**Problem to solve:**
Below is the data. Give it again, complete and exact.
-- Start Dataset content --
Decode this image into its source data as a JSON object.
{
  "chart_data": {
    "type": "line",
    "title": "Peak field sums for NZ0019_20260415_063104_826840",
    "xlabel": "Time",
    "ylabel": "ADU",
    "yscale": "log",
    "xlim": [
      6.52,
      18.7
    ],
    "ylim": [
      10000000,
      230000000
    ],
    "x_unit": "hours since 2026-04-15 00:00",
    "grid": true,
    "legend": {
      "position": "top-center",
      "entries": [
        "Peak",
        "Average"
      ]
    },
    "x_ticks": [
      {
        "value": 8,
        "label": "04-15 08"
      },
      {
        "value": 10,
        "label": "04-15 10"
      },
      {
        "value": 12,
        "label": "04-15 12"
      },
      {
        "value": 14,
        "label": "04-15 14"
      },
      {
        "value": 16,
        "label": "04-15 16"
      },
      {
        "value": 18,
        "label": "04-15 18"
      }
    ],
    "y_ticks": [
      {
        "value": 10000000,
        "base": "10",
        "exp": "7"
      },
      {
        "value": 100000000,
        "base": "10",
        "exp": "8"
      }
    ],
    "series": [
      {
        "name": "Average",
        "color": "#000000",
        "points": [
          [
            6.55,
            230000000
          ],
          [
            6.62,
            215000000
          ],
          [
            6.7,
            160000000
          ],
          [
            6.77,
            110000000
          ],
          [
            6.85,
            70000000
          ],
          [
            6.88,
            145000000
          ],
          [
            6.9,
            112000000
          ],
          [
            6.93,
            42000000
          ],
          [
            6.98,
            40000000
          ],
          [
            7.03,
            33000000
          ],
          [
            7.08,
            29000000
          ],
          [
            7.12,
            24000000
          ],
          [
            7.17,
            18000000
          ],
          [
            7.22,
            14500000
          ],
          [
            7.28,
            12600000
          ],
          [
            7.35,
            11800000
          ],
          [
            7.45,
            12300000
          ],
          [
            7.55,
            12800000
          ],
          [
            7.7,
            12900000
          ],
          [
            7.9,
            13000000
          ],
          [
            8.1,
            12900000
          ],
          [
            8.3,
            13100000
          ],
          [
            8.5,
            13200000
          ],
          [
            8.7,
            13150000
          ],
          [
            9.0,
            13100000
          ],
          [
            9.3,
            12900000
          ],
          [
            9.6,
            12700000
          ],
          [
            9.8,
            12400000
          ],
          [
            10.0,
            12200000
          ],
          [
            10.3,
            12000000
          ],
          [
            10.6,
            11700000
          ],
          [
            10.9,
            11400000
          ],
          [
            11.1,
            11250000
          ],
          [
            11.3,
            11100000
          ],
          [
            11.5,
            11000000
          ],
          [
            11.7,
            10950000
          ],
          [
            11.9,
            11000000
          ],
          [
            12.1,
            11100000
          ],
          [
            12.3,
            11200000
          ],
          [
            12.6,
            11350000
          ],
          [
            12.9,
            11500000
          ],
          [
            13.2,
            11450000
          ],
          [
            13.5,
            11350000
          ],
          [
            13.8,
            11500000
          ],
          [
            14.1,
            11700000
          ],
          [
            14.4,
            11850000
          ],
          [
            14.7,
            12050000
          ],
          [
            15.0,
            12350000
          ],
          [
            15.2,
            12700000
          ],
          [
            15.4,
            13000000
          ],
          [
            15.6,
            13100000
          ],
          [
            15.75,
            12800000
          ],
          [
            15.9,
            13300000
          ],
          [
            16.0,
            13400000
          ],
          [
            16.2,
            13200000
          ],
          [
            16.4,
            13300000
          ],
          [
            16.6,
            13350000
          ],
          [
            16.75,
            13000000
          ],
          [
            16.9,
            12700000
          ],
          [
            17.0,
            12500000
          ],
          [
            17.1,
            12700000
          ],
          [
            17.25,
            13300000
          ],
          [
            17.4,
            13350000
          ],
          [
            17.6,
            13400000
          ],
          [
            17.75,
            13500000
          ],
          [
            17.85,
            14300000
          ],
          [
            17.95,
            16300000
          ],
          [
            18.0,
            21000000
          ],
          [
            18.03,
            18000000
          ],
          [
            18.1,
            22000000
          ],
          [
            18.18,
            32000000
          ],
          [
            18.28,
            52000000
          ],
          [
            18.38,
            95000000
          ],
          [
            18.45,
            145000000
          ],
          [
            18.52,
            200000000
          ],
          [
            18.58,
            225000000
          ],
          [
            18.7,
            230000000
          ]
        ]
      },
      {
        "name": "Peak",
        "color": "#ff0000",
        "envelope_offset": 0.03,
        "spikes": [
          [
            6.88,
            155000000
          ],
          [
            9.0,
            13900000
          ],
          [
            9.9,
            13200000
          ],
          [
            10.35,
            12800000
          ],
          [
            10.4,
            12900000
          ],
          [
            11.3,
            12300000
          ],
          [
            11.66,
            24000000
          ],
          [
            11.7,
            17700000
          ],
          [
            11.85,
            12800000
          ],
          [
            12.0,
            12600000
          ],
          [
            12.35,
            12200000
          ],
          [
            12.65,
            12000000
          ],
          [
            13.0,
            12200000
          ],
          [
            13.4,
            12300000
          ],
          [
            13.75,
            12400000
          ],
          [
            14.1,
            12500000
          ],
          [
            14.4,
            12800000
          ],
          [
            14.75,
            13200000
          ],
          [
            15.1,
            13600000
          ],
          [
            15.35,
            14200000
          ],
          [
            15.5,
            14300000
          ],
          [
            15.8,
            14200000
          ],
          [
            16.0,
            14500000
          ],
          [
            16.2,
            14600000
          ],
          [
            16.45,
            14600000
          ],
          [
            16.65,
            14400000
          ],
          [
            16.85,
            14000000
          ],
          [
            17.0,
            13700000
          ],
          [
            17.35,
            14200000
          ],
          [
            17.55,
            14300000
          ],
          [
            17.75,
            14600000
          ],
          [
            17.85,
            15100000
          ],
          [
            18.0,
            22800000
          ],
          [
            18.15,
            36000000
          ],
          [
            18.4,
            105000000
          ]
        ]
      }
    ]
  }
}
-- End Dataset content --
**Worked answer:**
Decode this image into its source data as a JSON object.
{
  "chart_data": {
    "type": "line",
    "title": "Peak field sums for NZ0019_20260415_063104_826840",
    "xlabel": "Time",
    "ylabel": "ADU",
    "yscale": "log",
    "xlim": [
      6.52,
      18.7
    ],
    "ylim": [
      10000000,
      230000000
    ],
    "x_unit": "hours since 2026-04-15 00:00",
    "grid": true,
    "legend": {
      "position": "top-center",
      "entries": [
        "Peak",
        "Average"
      ]
    },
    "x_ticks": [
      {
        "value": 8,
        "label": "04-15 08"
      },
      {
        "value": 10,
        "label": "04-15 10"
      },
      {
        "value": 12,
        "label": "04-15 12"
      },
      {
        "value": 14,
        "label": "04-15 14"
      },
      {
        "value": 16,
        "label": "04-15 16"
      },
      {
        "value": 18,
        "label": "04-15 18"
      }
    ],
    "y_ticks": [
      {
        "value": 10000000,
        "base": "10",
        "exp": "7"
      },
      {
        "value": 100000000,
        "base": "10",
        "exp": "8"
      }
    ],
    "series": [
      {
        "name": "Average",
        "color": "#000000",
        "points": [
          [
            6.55,
            230000000
          ],
          [
            6.62,
            215000000
          ],
          [
            6.7,
            160000000
          ],
          [
            6.77,
            110000000
          ],
          [
            6.85,
            70000000
          ],
          [
            6.88,
            145000000
          ],
          [
            6.9,
            112000000
          ],
          [
            6.93,
            42000000
          ],
          [
            6.98,
            40000000
          ],
          [
            7.03,
            33000000
          ],
          [
            7.08,
            29000000
          ],
          [
            7.12,
            24000000
          ],
          [
            7.17,
            18000000
          ],
          [
            7.22,
            14500000
          ],
          [
            7.28,
            12600000
          ],
          [
            7.35,
            11800000
          ],
          [
            7.45,
            12300000
          ],
          [
            7.55,
            12800000
          ],
          [
            7.7,
            12900000
          ],
          [
            7.9,
            13000000
          ],
          [
            8.1,
            12900000
          ],
          [
            8.3,
            13100000
          ],
          [
            8.5,
            13200000
          ],
          [
            8.7,
            13150000
          ],
          [
            9.0,
            13100000
          ],
          [
            9.3,
            12900000
          ],
          [
            9.6,
            12700000
          ],
          [
            9.8,
            12400000
          ],
          [
            10.0,
            12200000
          ],
          [
            10.3,
            12000000
          ],
          [
            10.6,
            11700000
          ],
          [
            10.9,
            11400000
          ],
          [
            11.1,
            11250000
          ],
          [
            11.3,
            11100000
          ],
          [
            11.5,
            11000000
          ],
          [
            11.7,
            10950000
          ],
          [
            11.9,
            11000000
          ],
          [
            12.1,
            11100000
          ],
          [
            12.3,
            11200000
          ],
          [
            12.6,
            11350000
          ],
          [
            12.9,
            11500000
          ],
          [
            13.2,
            11450000
          ],
          [
            13.5,
            11350000
          ],
          [
            13.8,
            11500000
          ],
          [
            14.1,
            11700000
          ],
          [
            14.4,
            11850000
          ],
          [
            14.7,
            12050000
          ],
          [
            15.0,
            12350000
          ],
          [
            15.2,
            12700000
          ],
          [
            15.4,
            13000000
          ],
          [
            15.6,
            13100000
          ],
          [
            15.75,
            12800000
          ],
          [
            15.9,
            13300000
          ],
          [
            16.0,
            13400000
          ],
          [
            16.2,
            13200000
          ],
          [
            16.4,
            13300000
          ],
          [
            16.6,
            13350000
          ],
          [
            16.75,
            13000000
          ],
          [
            16.9,
            12700000
          ],
          [
            17.0,
            12500000
          ],
          [
            17.1,
            12700000
          ],
          [
            17.25,
            13300000
          ],
          [
            17.4,
            13350000
          ],
          [
            17.6,
            13400000
          ],
          [
            17.75,
            13500000
          ],
          [
            17.85,
            14300000
          ],
          [
            17.95,
            16300000
          ],
          [
            18.0,
            21000000
          ],
          [
            18.03,
            18000000
          ],
          [
            18.1,
            22000000
          ],
          [
            18.18,
            32000000
          ],
          [
            18.28,
            52000000
          ],
          [
            18.38,
            95000000
          ],
          [
            18.45,
            145000000
          ],
          [
            18.52,
            200000000
          ],
          [
            18.58,
            225000000
          ],
          [
            18.7,
            230000000
          ]
        ]
      },
      {
        "name": "Peak",
        "color": "#ff0000",
        "envelope_offset": 0.03,
        "spikes": [
          [
            6.88,
            155000000
          ],
          [
            9.0,
            13900000
          ],
          [
            9.9,
            13200000
          ],
          [
            10.35,
            12800000
          ],
          [
            10.4,
            12900000
          ],
          [
            11.3,
            12300000
          ],
          [
            11.66,
            24000000
          ],
          [
            11.7,
            17700000
          ],
          [
            11.85,
            12800000
          ],
          [
            12.0,
            12600000
          ],
          [
            12.35,
            12200000
          ],
          [
            12.65,
            12000000
          ],
          [
            13.0,
            12200000
          ],
          [
            13.4,
            12300000
          ],
          [
            13.75,
            12400000
          ],
          [
            14.1,
            12500000
          ],
          [
            14.4,
            12800000
          ],
          [
            14.75,
            13200000
          ],
          [
            15.1,
            13600000
          ],
          [
            15.35,
            14200000
          ],
          [
            15.5,
            14300000
          ],
          [
            15.8,
            14200000
          ],
          [
            16.0,
            14500000
          ],
          [
            16.2,
            14600000
          ],
          [
            16.45,
            14600000
          ],
          [
            16.65,
            14400000
          ],
          [
            16.85,
            14000000
          ],
          [
            17.0,
            13700000
          ],
          [
            17.35,
            14200000
          ],
          [
            17.55,
            14300000
          ],
          [
            17.75,
            14600000
          ],
          [
            17.85,
            15100000
          ],
          [
            18.0,
            22800000
          ],
          [
            18.15,
            36000000
          ],
          [
            18.4,
            105000000
          ]
        ]
      }
    ]
  }
}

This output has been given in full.